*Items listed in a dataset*
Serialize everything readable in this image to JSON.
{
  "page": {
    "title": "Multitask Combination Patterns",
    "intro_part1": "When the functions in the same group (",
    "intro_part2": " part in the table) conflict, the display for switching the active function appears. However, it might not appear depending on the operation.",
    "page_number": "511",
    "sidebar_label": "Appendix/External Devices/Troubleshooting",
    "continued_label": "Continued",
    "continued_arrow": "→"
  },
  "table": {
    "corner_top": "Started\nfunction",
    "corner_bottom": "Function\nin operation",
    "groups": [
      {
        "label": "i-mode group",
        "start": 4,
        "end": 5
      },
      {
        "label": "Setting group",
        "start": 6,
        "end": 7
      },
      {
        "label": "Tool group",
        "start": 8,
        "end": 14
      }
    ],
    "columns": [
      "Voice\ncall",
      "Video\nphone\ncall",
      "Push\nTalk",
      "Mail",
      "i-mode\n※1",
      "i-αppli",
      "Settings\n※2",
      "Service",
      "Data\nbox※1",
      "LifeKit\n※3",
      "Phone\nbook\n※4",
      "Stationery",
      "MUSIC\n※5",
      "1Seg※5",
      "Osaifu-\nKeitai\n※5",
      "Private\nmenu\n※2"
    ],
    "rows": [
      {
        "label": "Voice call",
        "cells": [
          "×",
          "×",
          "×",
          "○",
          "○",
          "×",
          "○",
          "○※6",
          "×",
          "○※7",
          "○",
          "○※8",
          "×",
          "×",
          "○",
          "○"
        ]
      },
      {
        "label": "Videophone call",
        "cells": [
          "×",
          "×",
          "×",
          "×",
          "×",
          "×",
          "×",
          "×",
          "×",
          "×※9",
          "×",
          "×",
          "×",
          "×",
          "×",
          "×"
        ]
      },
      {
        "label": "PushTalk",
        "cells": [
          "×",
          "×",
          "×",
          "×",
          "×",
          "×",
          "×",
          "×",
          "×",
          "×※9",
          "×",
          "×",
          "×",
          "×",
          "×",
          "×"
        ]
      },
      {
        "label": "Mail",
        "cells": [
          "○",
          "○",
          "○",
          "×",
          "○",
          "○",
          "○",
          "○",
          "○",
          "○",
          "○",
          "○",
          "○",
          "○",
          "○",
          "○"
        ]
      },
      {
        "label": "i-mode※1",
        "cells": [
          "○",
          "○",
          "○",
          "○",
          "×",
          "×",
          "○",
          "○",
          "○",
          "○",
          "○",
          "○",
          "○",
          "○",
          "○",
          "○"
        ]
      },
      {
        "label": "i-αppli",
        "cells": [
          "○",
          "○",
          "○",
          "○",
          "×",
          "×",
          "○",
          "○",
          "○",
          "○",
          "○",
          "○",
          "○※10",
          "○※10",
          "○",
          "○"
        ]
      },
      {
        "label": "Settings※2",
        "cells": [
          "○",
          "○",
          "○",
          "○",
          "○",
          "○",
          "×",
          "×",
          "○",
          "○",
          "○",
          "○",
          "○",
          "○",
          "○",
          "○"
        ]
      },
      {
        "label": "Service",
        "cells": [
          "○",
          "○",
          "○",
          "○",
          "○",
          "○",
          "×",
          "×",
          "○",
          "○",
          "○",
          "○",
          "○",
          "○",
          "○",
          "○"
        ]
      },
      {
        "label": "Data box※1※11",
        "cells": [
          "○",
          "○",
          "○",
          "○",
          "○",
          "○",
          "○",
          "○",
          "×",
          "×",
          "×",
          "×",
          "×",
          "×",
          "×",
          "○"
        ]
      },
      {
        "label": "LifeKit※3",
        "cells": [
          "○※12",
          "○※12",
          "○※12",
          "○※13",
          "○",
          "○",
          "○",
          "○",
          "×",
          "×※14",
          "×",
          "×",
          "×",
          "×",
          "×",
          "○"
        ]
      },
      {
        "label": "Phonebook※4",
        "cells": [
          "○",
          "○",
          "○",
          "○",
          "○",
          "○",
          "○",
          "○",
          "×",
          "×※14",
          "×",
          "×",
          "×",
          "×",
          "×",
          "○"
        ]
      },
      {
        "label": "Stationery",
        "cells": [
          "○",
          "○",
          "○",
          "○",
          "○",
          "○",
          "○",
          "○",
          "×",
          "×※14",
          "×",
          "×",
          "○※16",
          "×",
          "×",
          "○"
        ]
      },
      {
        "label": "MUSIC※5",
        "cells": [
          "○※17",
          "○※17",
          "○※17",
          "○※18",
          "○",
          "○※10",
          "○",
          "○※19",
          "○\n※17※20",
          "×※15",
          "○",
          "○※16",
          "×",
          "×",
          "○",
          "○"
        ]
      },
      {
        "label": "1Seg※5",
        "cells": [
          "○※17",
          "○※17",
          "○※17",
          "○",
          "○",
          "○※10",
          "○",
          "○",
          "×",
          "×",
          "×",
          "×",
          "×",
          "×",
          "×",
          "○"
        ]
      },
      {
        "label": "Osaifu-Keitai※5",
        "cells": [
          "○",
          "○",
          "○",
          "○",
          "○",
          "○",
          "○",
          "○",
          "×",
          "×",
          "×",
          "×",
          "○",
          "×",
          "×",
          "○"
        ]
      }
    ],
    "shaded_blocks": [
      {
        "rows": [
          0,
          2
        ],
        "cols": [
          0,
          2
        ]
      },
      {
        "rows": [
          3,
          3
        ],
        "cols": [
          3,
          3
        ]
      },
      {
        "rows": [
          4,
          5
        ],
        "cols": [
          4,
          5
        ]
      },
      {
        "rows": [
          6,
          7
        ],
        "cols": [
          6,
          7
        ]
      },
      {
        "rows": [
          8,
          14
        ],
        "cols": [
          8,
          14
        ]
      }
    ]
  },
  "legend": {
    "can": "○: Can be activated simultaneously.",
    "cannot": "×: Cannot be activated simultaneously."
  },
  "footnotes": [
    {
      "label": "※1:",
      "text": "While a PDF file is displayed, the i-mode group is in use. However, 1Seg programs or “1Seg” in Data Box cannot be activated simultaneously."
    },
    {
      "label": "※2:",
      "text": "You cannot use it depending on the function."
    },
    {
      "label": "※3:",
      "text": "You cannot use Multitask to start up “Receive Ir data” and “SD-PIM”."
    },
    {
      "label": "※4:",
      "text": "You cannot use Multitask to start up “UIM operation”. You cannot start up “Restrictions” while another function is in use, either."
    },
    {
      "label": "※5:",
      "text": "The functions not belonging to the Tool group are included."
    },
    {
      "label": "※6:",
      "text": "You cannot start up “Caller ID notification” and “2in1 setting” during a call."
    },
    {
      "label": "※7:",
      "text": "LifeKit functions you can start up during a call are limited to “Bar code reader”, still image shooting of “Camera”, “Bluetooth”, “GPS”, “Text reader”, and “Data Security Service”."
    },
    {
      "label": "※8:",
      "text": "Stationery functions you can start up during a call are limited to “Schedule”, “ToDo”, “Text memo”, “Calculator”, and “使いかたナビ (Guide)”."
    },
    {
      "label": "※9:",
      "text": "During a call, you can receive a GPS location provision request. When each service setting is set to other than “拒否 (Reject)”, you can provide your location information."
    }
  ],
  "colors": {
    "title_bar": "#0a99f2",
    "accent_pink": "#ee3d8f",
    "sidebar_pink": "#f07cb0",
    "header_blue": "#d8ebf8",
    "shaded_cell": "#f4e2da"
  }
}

*Exercise prompt*
Copy all the lines, exactly.

*Exercise output*
Serialize everything readable in this image to JSON.
{
  "page": {
    "title": "Multitask Combination Patterns",
    "intro_part1": "When the functions in the same group (",
    "intro_part2": " part in the table) conflict, the display for switching the active function appears. However, it might not appear depending on the operation.",
    "page_number": "511",
    "sidebar_label": "Appendix/External Devices/Troubleshooting",
    "continued_label": "Continued",
    "continued_arrow": "→"
  },
  "table": {
    "corner_top": "Started\nfunction",
    "corner_bottom": "Function\nin operation",
    "groups": [
      {
        "label": "i-mode group",
        "start": 4,
        "end": 5
      },
      {
        "label": "Setting group",
        "start": 6,
        "end": 7
      },
      {
        "label": "Tool group",
        "start": 8,
        "end": 14
      }
    ],
    "columns": [
      "Voice\ncall",
      "Video\nphone\ncall",
      "Push\nTalk",
      "Mail",
      "i-mode\n※1",
      "i-αppli",
      "Settings\n※2",
      "Service",
      "Data\nbox※1",
      "LifeKit\n※3",
      "Phone\nbook\n※4",
      "Stationery",
      "MUSIC\n※5",
      "1Seg※5",
      "Osaifu-\nKeitai\n※5",
      "Private\nmenu\n※2"
    ],
    "rows": [
      {
        "label": "Voice call",
        "cells": [
          "×",
          "×",
          "×",
          "○",
          "○",
          "×",
          "○",
          "○※6",
          "×",
          "○※7",
          "○",
          "○※8",
          "×",
          "×",
          "○",
          "○"
        ]
      },
      {
        "label": "Videophone call",
        "cells": [
          "×",
          "×",
          "×",
          "×",
          "×",
          "×",
          "×",
          "×",
          "×",
          "×※9",
          "×",
          "×",
          "×",
          "×",
          "×",
          "×"
        ]
      },
      {
        "label": "PushTalk",
        "cells": [
          "×",
          "×",
          "×",
          "×",
          "×",
          "×",
          "×",
          "×",
          "×",
          "×※9",
          "×",
          "×",
          "×",
          "×",
          "×",
          "×"
        ]
      },
      {
        "label": "Mail",
        "cells": [
          "○",
          "○",
          "○",
          "×",
          "○",
          "○",
          "○",
          "○",
          "○",
          "○",
          "○",
          "○",
          "○",
          "○",
          "○",
          "○"
        ]
      },
      {
        "label": "i-mode※1",
        "cells": [
          "○",
          "○",
          "○",
          "○",
          "×",
          "×",
          "○",
          "○",
          "○",
          "○",
          "○",
          "○",
          "○",
          "○",
          "○",
          "○"
        ]
      },
      {
        "label": "i-αppli",
        "cells": [
          "○",
          "○",
          "○",
          "○",
          "×",
          "×",
          "○",
          "○",
          "○",
          "○",
          "○",
          "○",
          "○※10",
          "○※10",
          "○",
          "○"
        ]
      },
      {
        "label": "Settings※2",
        "cells": [
          "○",
          "○",
          "○",
          "○",
          "○",
          "○",
          "×",
          "×",
          "○",
          "○",
          "○",
          "○",
          "○",
          "○",
          "○",
          "○"
        ]
      },
      {
        "label": "Service",
        "cells": [
          "○",
          "○",
          "○",
          "○",
          "○",
          "○",
          "×",
          "×",
          "○",
          "○",
          "○",
          "○",
          "○",
          "○",
          "○",
          "○"
        ]
      },
      {
        "label": "Data box※1※11",
        "cells": [
          "○",
          "○",
          "○",
          "○",
          "○",
          "○",
          "○",
          "○",
          "×",
          "×",
          "×",
          "×",
          "×",
          "×",
          "×",
          "○"
        ]
      },
      {
        "label": "LifeKit※3",
        "cells": [
          "○※12",
          "○※12",
          "○※12",
          "○※13",
          "○",
          "○",
          "○",
          "○",
          "×",
          "×※14",
          "×",
          "×",
          "×",
          "×",
          "×",
          "○"
        ]
      },
      {
        "label": "Phonebook※4",
        "cells": [
          "○",
          "○",
          "○",
          "○",
          "○",
          "○",
          "○",
          "○",
          "×",
          "×※14",
          "×",
          "×",
          "×",
          "×",
          "×",
          "○"
        ]
      },
      {
        "label": "Stationery",
        "cells": [
          "○",
          "○",
          "○",
          "○",
          "○",
          "○",
          "○",
          "○",
          "×",
          "×※14",
          "×",
          "×",
          "○※16",
          "×",
          "×",
          "○"
        ]
      },
      {
        "label": "MUSIC※5",
        "cells": [
          "○※17",
          "○※17",
          "○※17",
          "○※18",
          "○",
          "○※10",
          "○",
          "○※19",
          "○\n※17※20",
          "×※15",
          "○",
          "○※16",
          "×",
          "×",
          "○",
          "○"
        ]
      },
      {
        "label": "1Seg※5",
        "cells": [
          "○※17",
          "○※17",
          "○※17",
          "○",
          "○",
          "○※10",
          "○",
          "○",
          "×",
          "×",
          "×",
          "×",
          "×",
          "×",
          "×",
          "○"
        ]
      },
      {
        "label": "Osaifu-Keitai※5",
        "cells": [
          "○",
          "○",
          "○",
          "○",
          "○",
          "○",
          "○",
          "○",
          "×",
          "×",
          "×",
          "×",
          "○",
          "×",
          "×",
          "○"
        ]
      }
    ],
    "shaded_blocks": [
      {
        "rows": [
          0,
          2
        ],
        "cols": [
          0,
          2
        ]
      },
      {
        "rows": [
          3,
          3
        ],
        "cols": [
          3,
          3
        ]
      },
      {
        "rows": [
          4,
          5
        ],
        "cols": [
          4,
          5
        ]
      },
      {
        "rows": [
          6,
          7
        ],
        "cols": [
          6,
          7
        ]
      },
      {
        "rows": [
          8,
          14
        ],
        "cols": [
          8,
          14
        ]
      }
    ]
  },
  "legend": {
    "can": "○: Can be activated simultaneously.",
    "cannot": "×: Cannot be activated simultaneously."
  },
  "footnotes": [
    {
      "label": "※1:",
      "text": "While a PDF file is displayed, the i-mode group is in use. However, 1Seg programs or “1Seg” in Data Box cannot be activated simultaneously."
    },
    {
      "label": "※2:",
      "text": "You cannot use it depending on the function."
    },
    {
      "label": "※3:",
      "text": "You cannot use Multitask to start up “Receive Ir data” and “SD-PIM”."
    },
    {
      "label": "※4:",
      "text": "You cannot use Multitask to start up “UIM operation”. You cannot start up “Restrictions” while another function is in use, either."
    },
    {
      "label": "※5:",
      "text": "The functions not belonging to the Tool group are included."
    },
    {
      "label": "※6:",
      "text": "You cannot start up “Caller ID notification” and “2in1 setting” during a call."
    },
    {
      "label": "※7:",
      "text": "LifeKit functions you can start up during a call are limited to “Bar code reader”, still image shooting of “Camera”, “Bluetooth”, “GPS”, “Text reader”, and “Data Security Service”."
    },
    {
      "label": "※8:",
      "text": "Stationery functions you can start up during a call are limited to “Schedule”, “ToDo”, “Text memo”, “Calculator”, and “使いかたナビ (Guide)”."
    },
    {
      "label": "※9:",
      "text": "During a call, you can receive a GPS location provision request. When each service setting is set to other than “拒否 (Reject)”, you can provide your location information."
    }
  ],
  "colors": {
    "title_bar": "#0a99f2",
    "accent_pink": "#ee3d8f",
    "sidebar_pink": "#f07cb0",
    "header_blue": "#d8ebf8",
    "shaded_cell": "#f4e2da"
  }
}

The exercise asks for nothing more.